Stored items from a collection:
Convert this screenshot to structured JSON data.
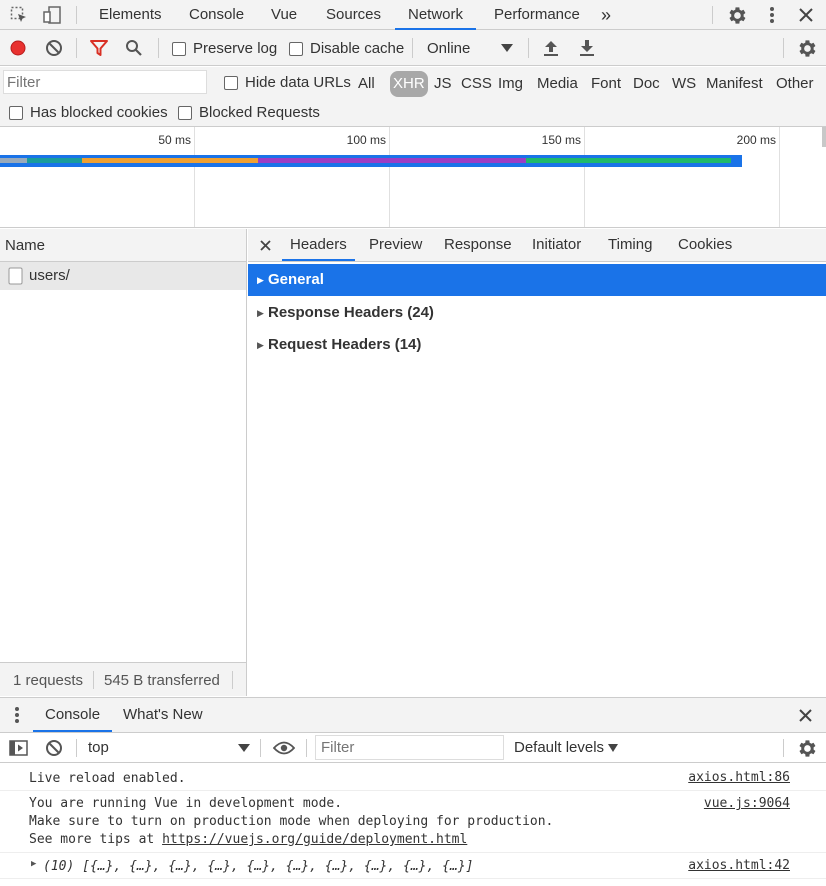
{
  "tabs": [
    "Elements",
    "Console",
    "Vue",
    "Sources",
    "Network",
    "Performance"
  ],
  "more_tabs": "»",
  "toolbar": {
    "preserve_log": "Preserve log",
    "disable_cache": "Disable cache",
    "throttle": "Online"
  },
  "filter": {
    "placeholder": "Filter",
    "hide_data_urls": "Hide data URLs",
    "types": [
      "All",
      "XHR",
      "JS",
      "CSS",
      "Img",
      "Media",
      "Font",
      "Doc",
      "WS",
      "Manifest",
      "Other"
    ],
    "selected_type": "XHR",
    "has_blocked_cookies": "Has blocked cookies",
    "blocked_requests": "Blocked Requests"
  },
  "timeline": {
    "ticks": [
      "50 ms",
      "100 ms",
      "150 ms",
      "200 ms"
    ]
  },
  "requests": {
    "header": "Name",
    "items": [
      "users/"
    ],
    "status_requests": "1 requests",
    "status_transferred": "545 B transferred"
  },
  "detail": {
    "tabs": [
      "Headers",
      "Preview",
      "Response",
      "Initiator",
      "Timing",
      "Cookies"
    ],
    "sections": [
      "General",
      "Response Headers (24)",
      "Request Headers (14)"
    ]
  },
  "drawer": {
    "tabs": [
      "Console",
      "What's New"
    ],
    "context": "top",
    "filter_placeholder": "Filter",
    "levels": "Default levels"
  },
  "console": {
    "messages": [
      {
        "lines": [
          "Live reload enabled."
        ],
        "source": "axios.html:86"
      },
      {
        "lines": [
          "You are running Vue in development mode.",
          "Make sure to turn on production mode when deploying for production."
        ],
        "tip_prefix": "See more tips at ",
        "tip_link": "https://vuejs.org/guide/deployment.html",
        "source": "vue.js:9064"
      },
      {
        "lines": [
          "(10) [{…}, {…}, {…}, {…}, {…}, {…}, {…}, {…}, {…}, {…}]"
        ],
        "source": "axios.html:42"
      }
    ]
  },
  "colors": {
    "accent": "#1a73e8",
    "record": "#e8312f",
    "filter_icon": "#d93025",
    "waterfall_orange": "#f0a030",
    "waterfall_purple": "#9c3dc4",
    "waterfall_green": "#1fb96b",
    "waterfall_teal": "#1a9c9c"
  }
}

■ Prompt ■
Extract every line of the data exactly; pictures stay out.

■ Complete answer ■
Convert this screenshot to structured JSON data.
{
  "tabs": [
    "Elements",
    "Console",
    "Vue",
    "Sources",
    "Network",
    "Performance"
  ],
  "more_tabs": "»",
  "toolbar": {
    "preserve_log": "Preserve log",
    "disable_cache": "Disable cache",
    "throttle": "Online"
  },
  "filter": {
    "placeholder": "Filter",
    "hide_data_urls": "Hide data URLs",
    "types": [
      "All",
      "XHR",
      "JS",
      "CSS",
      "Img",
      "Media",
      "Font",
      "Doc",
      "WS",
      "Manifest",
      "Other"
    ],
    "selected_type": "XHR",
    "has_blocked_cookies": "Has blocked cookies",
    "blocked_requests": "Blocked Requests"
  },
  "timeline": {
    "ticks": [
      "50 ms",
      "100 ms",
      "150 ms",
      "200 ms"
    ]
  },
  "requests": {
    "header": "Name",
    "items": [
      "users/"
    ],
    "status_requests": "1 requests",
    "status_transferred": "545 B transferred"
  },
  "detail": {
    "tabs": [
      "Headers",
      "Preview",
      "Response",
      "Initiator",
      "Timing",
      "Cookies"
    ],
    "sections": [
      "General",
      "Response Headers (24)",
      "Request Headers (14)"
    ]
  },
  "drawer": {
    "tabs": [
      "Console",
      "What's New"
    ],
    "context": "top",
    "filter_placeholder": "Filter",
    "levels": "Default levels"
  },
  "console": {
    "messages": [
      {
        "lines": [
          "Live reload enabled."
        ],
        "source": "axios.html:86"
      },
      {
        "lines": [
          "You are running Vue in development mode.",
          "Make sure to turn on production mode when deploying for production."
        ],
        "tip_prefix": "See more tips at ",
        "tip_link": "https://vuejs.org/guide/deployment.html",
        "source": "vue.js:9064"
      },
      {
        "lines": [
          "(10) [{…}, {…}, {…}, {…}, {…}, {…}, {…}, {…}, {…}, {…}]"
        ],
        "source": "axios.html:42"
      }
    ]
  },
  "colors": {
    "accent": "#1a73e8",
    "record": "#e8312f",
    "filter_icon": "#d93025",
    "waterfall_orange": "#f0a030",
    "waterfall_purple": "#9c3dc4",
    "waterfall_green": "#1fb96b",
    "waterfall_teal": "#1a9c9c"
  }
}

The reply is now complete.